__Aim__. Reproduce each line of the material exactly, minus any picture.

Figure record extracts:
----------------

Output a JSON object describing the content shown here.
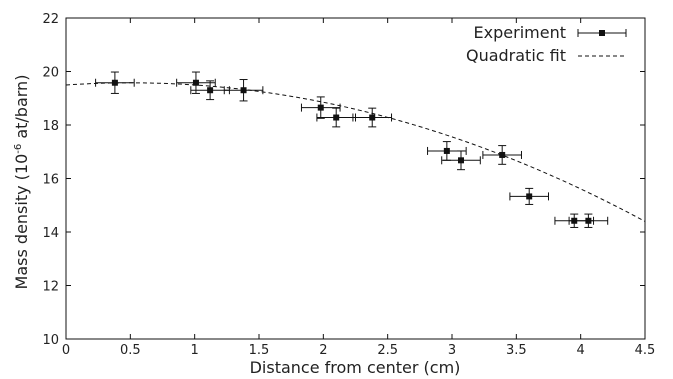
{
  "chart_data": {
    "type": "scatter",
    "xlabel": "Distance from center (cm)",
    "ylabel_prefix": "Mass density (10",
    "ylabel_exp": "-6",
    "ylabel_suffix": " at/barn)",
    "xlim": [
      0,
      4.5
    ],
    "ylim": [
      10,
      22
    ],
    "xticks": [
      "0",
      "0.5",
      "1",
      "1.5",
      "2",
      "2.5",
      "3",
      "3.5",
      "4",
      "4.5"
    ],
    "yticks": [
      "10",
      "12",
      "14",
      "16",
      "18",
      "20",
      "22"
    ],
    "grid": false,
    "legend_position": "top-right",
    "series": [
      {
        "name": "Experiment",
        "marker": "square",
        "color": "#111111",
        "points": [
          {
            "x": 0.38,
            "y": 19.58,
            "xerr": 0.15,
            "yerr": 0.4
          },
          {
            "x": 1.01,
            "y": 19.58,
            "xerr": 0.15,
            "yerr": 0.4
          },
          {
            "x": 1.12,
            "y": 19.3,
            "xerr": 0.15,
            "yerr": 0.35
          },
          {
            "x": 1.38,
            "y": 19.3,
            "xerr": 0.15,
            "yerr": 0.4
          },
          {
            "x": 1.98,
            "y": 18.65,
            "xerr": 0.15,
            "yerr": 0.4
          },
          {
            "x": 2.1,
            "y": 18.28,
            "xerr": 0.15,
            "yerr": 0.35
          },
          {
            "x": 2.38,
            "y": 18.28,
            "xerr": 0.15,
            "yerr": 0.35
          },
          {
            "x": 2.96,
            "y": 17.03,
            "xerr": 0.15,
            "yerr": 0.35
          },
          {
            "x": 3.07,
            "y": 16.68,
            "xerr": 0.15,
            "yerr": 0.35
          },
          {
            "x": 3.39,
            "y": 16.88,
            "xerr": 0.15,
            "yerr": 0.35
          },
          {
            "x": 3.6,
            "y": 15.33,
            "xerr": 0.15,
            "yerr": 0.3
          },
          {
            "x": 3.95,
            "y": 14.42,
            "xerr": 0.15,
            "yerr": 0.25
          },
          {
            "x": 4.06,
            "y": 14.42,
            "xerr": 0.15,
            "yerr": 0.25
          }
        ]
      },
      {
        "name": "Quadratic fit",
        "style": "dashed",
        "color": "#111111",
        "equation": {
          "a": -0.3244,
          "b": 0.3266,
          "c": 19.495
        },
        "x_range": [
          0,
          4.5
        ]
      }
    ]
  }
}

----------------

__Exercise solution__.
Output a JSON object describing the content shown here.
{
  "chart_data": {
    "type": "scatter",
    "xlabel": "Distance from center (cm)",
    "ylabel_prefix": "Mass density (10",
    "ylabel_exp": "-6",
    "ylabel_suffix": " at/barn)",
    "xlim": [
      0,
      4.5
    ],
    "ylim": [
      10,
      22
    ],
    "xticks": [
      "0",
      "0.5",
      "1",
      "1.5",
      "2",
      "2.5",
      "3",
      "3.5",
      "4",
      "4.5"
    ],
    "yticks": [
      "10",
      "12",
      "14",
      "16",
      "18",
      "20",
      "22"
    ],
    "grid": false,
    "legend_position": "top-right",
    "series": [
      {
        "name": "Experiment",
        "marker": "square",
        "color": "#111111",
        "points": [
          {
            "x": 0.38,
            "y": 19.58,
            "xerr": 0.15,
            "yerr": 0.4
          },
          {
            "x": 1.01,
            "y": 19.58,
            "xerr": 0.15,
            "yerr": 0.4
          },
          {
            "x": 1.12,
            "y": 19.3,
            "xerr": 0.15,
            "yerr": 0.35
          },
          {
            "x": 1.38,
            "y": 19.3,
            "xerr": 0.15,
            "yerr": 0.4
          },
          {
            "x": 1.98,
            "y": 18.65,
            "xerr": 0.15,
            "yerr": 0.4
          },
          {
            "x": 2.1,
            "y": 18.28,
            "xerr": 0.15,
            "yerr": 0.35
          },
          {
            "x": 2.38,
            "y": 18.28,
            "xerr": 0.15,
            "yerr": 0.35
          },
          {
            "x": 2.96,
            "y": 17.03,
            "xerr": 0.15,
            "yerr": 0.35
          },
          {
            "x": 3.07,
            "y": 16.68,
            "xerr": 0.15,
            "yerr": 0.35
          },
          {
            "x": 3.39,
            "y": 16.88,
            "xerr": 0.15,
            "yerr": 0.35
          },
          {
            "x": 3.6,
            "y": 15.33,
            "xerr": 0.15,
            "yerr": 0.3
          },
          {
            "x": 3.95,
            "y": 14.42,
            "xerr": 0.15,
            "yerr": 0.25
          },
          {
            "x": 4.06,
            "y": 14.42,
            "xerr": 0.15,
            "yerr": 0.25
          }
        ]
      },
      {
        "name": "Quadratic fit",
        "style": "dashed",
        "color": "#111111",
        "equation": {
          "a": -0.3244,
          "b": 0.3266,
          "c": 19.495
        },
        "x_range": [
          0,
          4.5
        ]
      }
    ]
  }
}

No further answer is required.